◆ Work required ◆
From the entries below, copy every line holding the word "JSON".

>> start Extracted information

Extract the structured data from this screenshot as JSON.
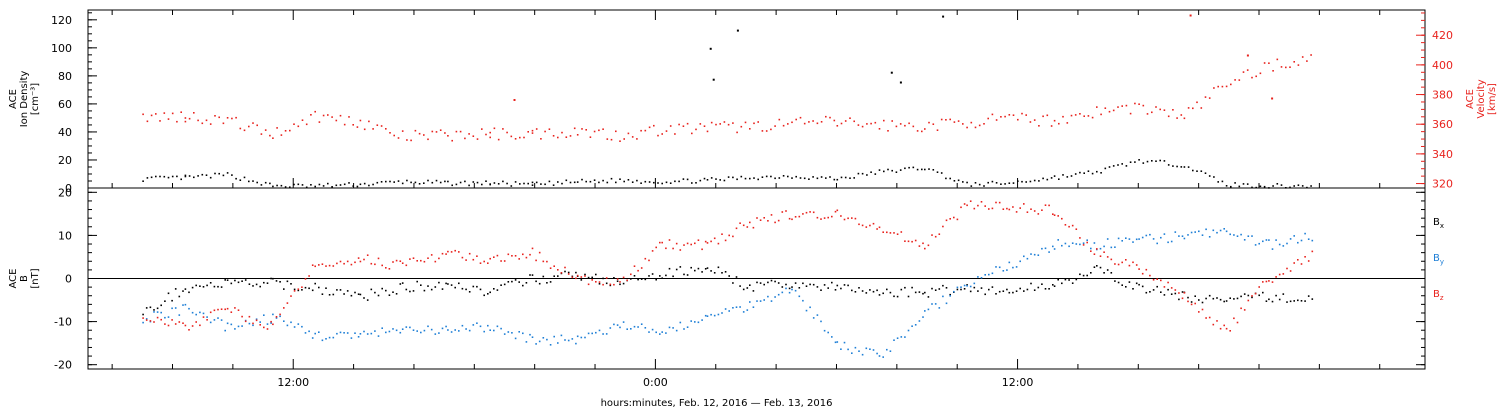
{
  "colors": {
    "black": "#000000",
    "red": "#e8231e",
    "blue": "#1f7fd6"
  },
  "chart_data": [
    {
      "type": "scatter",
      "panel": "top",
      "ylabel_left": [
        "ACE",
        "Ion Density",
        "[cm⁻³]"
      ],
      "ylabel_right": [
        "ACE",
        "Velocity",
        "[km/s]"
      ],
      "ylim_left": [
        0,
        127
      ],
      "ylim_right": [
        317,
        437
      ],
      "left_ticks": [
        0,
        20,
        40,
        60,
        80,
        100,
        120
      ],
      "right_ticks": [
        320,
        340,
        360,
        380,
        400,
        420
      ],
      "series": [
        {
          "axis": "left",
          "color": "black",
          "x": [
            -5.0,
            -3.6,
            -2.2,
            -0.7,
            0.7,
            2.2,
            3.6,
            5.1,
            6.5,
            7.9,
            9.4,
            10.8,
            12.2,
            13.7,
            15.1,
            16.5,
            18.0,
            19.4,
            20.9,
            22.3,
            23.7,
            25.2,
            26.6,
            28.0,
            29.5,
            30.9,
            32.3,
            33.8
          ],
          "y": [
            7,
            8,
            10,
            2,
            2,
            3,
            5,
            4,
            4,
            3,
            5,
            6,
            5,
            6,
            8,
            9,
            7,
            12,
            15,
            3,
            4,
            8,
            12,
            20,
            17,
            3,
            2,
            2
          ],
          "outliers": [
            [
              13.8,
              100
            ],
            [
              13.9,
              78
            ],
            [
              14.7,
              113
            ],
            [
              21.5,
              123
            ],
            [
              19.8,
              83
            ],
            [
              20.1,
              76
            ]
          ]
        },
        {
          "axis": "right",
          "color": "red",
          "x": [
            -5.0,
            -3.6,
            -2.2,
            -0.7,
            0.7,
            2.2,
            3.6,
            5.1,
            6.5,
            7.9,
            9.4,
            10.8,
            12.2,
            13.7,
            15.1,
            16.5,
            18.0,
            19.4,
            20.9,
            22.3,
            23.7,
            25.2,
            26.6,
            28.0,
            29.5,
            30.9,
            32.3,
            33.8
          ],
          "y": [
            365,
            366,
            363,
            354,
            366,
            362,
            352,
            353,
            354,
            354,
            356,
            353,
            357,
            358,
            359,
            361,
            362,
            360,
            359,
            362,
            364,
            363,
            369,
            372,
            366,
            388,
            400,
            405
          ],
          "outliers": [
            [
              7.3,
              377
            ],
            [
              29.7,
              434
            ],
            [
              31.6,
              407
            ],
            [
              32.4,
              378
            ]
          ]
        }
      ]
    },
    {
      "type": "scatter",
      "panel": "bottom",
      "ylabel": [
        "ACE",
        "B",
        "[nT]"
      ],
      "ylim": [
        -21,
        21
      ],
      "ticks": [
        -20,
        -10,
        0,
        10,
        20
      ],
      "legend": [
        "Bx",
        "By",
        "Bz"
      ],
      "series": [
        {
          "name": "Bx",
          "color": "black",
          "x": [
            -5.0,
            -3.6,
            -2.2,
            -0.7,
            0.7,
            2.2,
            3.6,
            5.1,
            6.5,
            7.9,
            9.4,
            10.8,
            12.2,
            13.7,
            15.1,
            16.5,
            18.0,
            19.4,
            20.9,
            22.3,
            23.7,
            25.2,
            26.6,
            28.0,
            29.5,
            30.9,
            32.3,
            33.8
          ],
          "y": [
            -8,
            -2,
            -1,
            -1,
            -2,
            -4,
            -2,
            -1,
            -3,
            0,
            1,
            -1,
            1,
            3,
            -2,
            -1,
            -2,
            -3,
            -3,
            -2,
            -3,
            -1,
            2,
            -2,
            -4,
            -5,
            -4,
            -5
          ]
        },
        {
          "name": "By",
          "color": "blue",
          "x": [
            -5.0,
            -3.6,
            -2.2,
            -0.7,
            0.7,
            2.2,
            3.6,
            5.1,
            6.5,
            7.9,
            9.4,
            10.8,
            12.2,
            13.7,
            15.1,
            16.5,
            18.0,
            19.4,
            20.9,
            22.3,
            23.7,
            25.2,
            26.6,
            28.0,
            29.5,
            30.9,
            32.3,
            33.8
          ],
          "y": [
            -9,
            -7,
            -11,
            -9,
            -13,
            -13,
            -12,
            -12,
            -11,
            -14,
            -14,
            -11,
            -12,
            -9,
            -6,
            -2,
            -15,
            -18,
            -8,
            -1,
            3,
            8,
            8,
            9,
            10,
            11,
            8,
            10
          ]
        },
        {
          "name": "Bz",
          "color": "red",
          "x": [
            -5.0,
            -3.6,
            -2.2,
            -0.7,
            0.7,
            2.2,
            3.6,
            5.1,
            6.5,
            7.9,
            9.4,
            10.8,
            12.2,
            13.7,
            15.1,
            16.5,
            18.0,
            19.4,
            20.9,
            22.3,
            23.7,
            25.2,
            26.6,
            28.0,
            29.5,
            30.9,
            32.3,
            33.8
          ],
          "y": [
            -9,
            -11,
            -7,
            -11,
            3,
            5,
            3,
            6,
            4,
            6,
            0,
            -1,
            8,
            8,
            13,
            15,
            15,
            12,
            8,
            17,
            17,
            16,
            6,
            3,
            -4,
            -12,
            0,
            6
          ]
        }
      ]
    }
  ],
  "x_axis": {
    "range_hours": [
      -6.8,
      37.5
    ],
    "ticks": [
      {
        "x": 0,
        "label": "12:00"
      },
      {
        "x": 12,
        "label": "0:00"
      },
      {
        "x": 24,
        "label": "12:00"
      }
    ],
    "xlabel": "hours:minutes, Feb. 12, 2016 — Feb. 13, 2016"
  }
}
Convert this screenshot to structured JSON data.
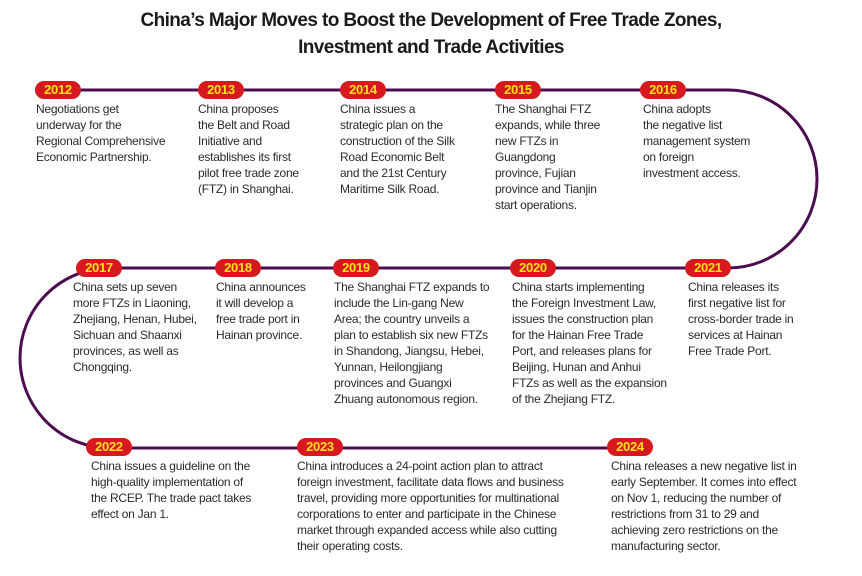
{
  "title": {
    "line1": "China’s Major Moves to Boost the Development of Free Trade Zones,",
    "line2": "Investment and Trade Activities"
  },
  "colors": {
    "timeline": "#4b0d4f",
    "badge_bg": "#d7191f",
    "badge_text": "#ffe11a"
  },
  "events": [
    {
      "year": "2012",
      "text": "Negotiations get\nunderway for the\nRegional Comprehensive\nEconomic Partnership."
    },
    {
      "year": "2013",
      "text": "China proposes\nthe Belt and Road\nInitiative and\nestablishes its first\npilot free trade zone\n(FTZ) in Shanghai."
    },
    {
      "year": "2014",
      "text": "China issues a\nstrategic plan on the\nconstruction of the Silk\nRoad Economic Belt\nand the 21st Century\nMaritime Silk Road."
    },
    {
      "year": "2015",
      "text": "The Shanghai FTZ\nexpands, while three\nnew FTZs in\nGuangdong\nprovince, Fujian\nprovince and Tianjin\nstart operations."
    },
    {
      "year": "2016",
      "text": "China adopts\nthe negative list\nmanagement system\non foreign\ninvestment access."
    },
    {
      "year": "2017",
      "text": "China sets up seven\nmore FTZs in Liaoning,\nZhejiang, Henan, Hubei,\nSichuan and Shaanxi\nprovinces, as well as\nChongqing."
    },
    {
      "year": "2018",
      "text": "China announces\nit will develop a\nfree trade port in\nHainan province."
    },
    {
      "year": "2019",
      "text": "The Shanghai FTZ expands to\ninclude the Lin-gang New\nArea; the country unveils a\nplan to establish six new FTZs\nin Shandong, Jiangsu, Hebei,\nYunnan, Heilongjiang\nprovinces and Guangxi\nZhuang autonomous region."
    },
    {
      "year": "2020",
      "text": "China starts implementing\nthe Foreign Investment Law,\nissues the construction plan\nfor the Hainan Free Trade\nPort, and releases plans for\nBeijing, Hunan and Anhui\nFTZs as well as the expansion\nof the Zhejiang FTZ."
    },
    {
      "year": "2021",
      "text": "China releases its\nfirst negative list for\ncross-border trade in\nservices at Hainan\nFree Trade Port."
    },
    {
      "year": "2022",
      "text": "China issues a guideline on the\nhigh-quality implementation of\nthe RCEP. The trade pact takes\neffect on Jan 1."
    },
    {
      "year": "2023",
      "text": "China introduces a 24-point action plan to attract\nforeign investment, facilitate data flows and business\ntravel, providing more opportunities for multinational\ncorporations to enter and participate in the Chinese\nmarket through expanded access while also cutting\ntheir operating costs."
    },
    {
      "year": "2024",
      "text": "China releases a new negative list in\nearly September. It comes into effect\non Nov 1, reducing the number of\nrestrictions from 31 to 29 and\nachieving zero restrictions on the\nmanufacturing sector."
    }
  ]
}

>> end Extracted information

◆ Result of this task ◆
Extract the structured data from this screenshot as JSON.
Convert this screenshot to structured JSON data.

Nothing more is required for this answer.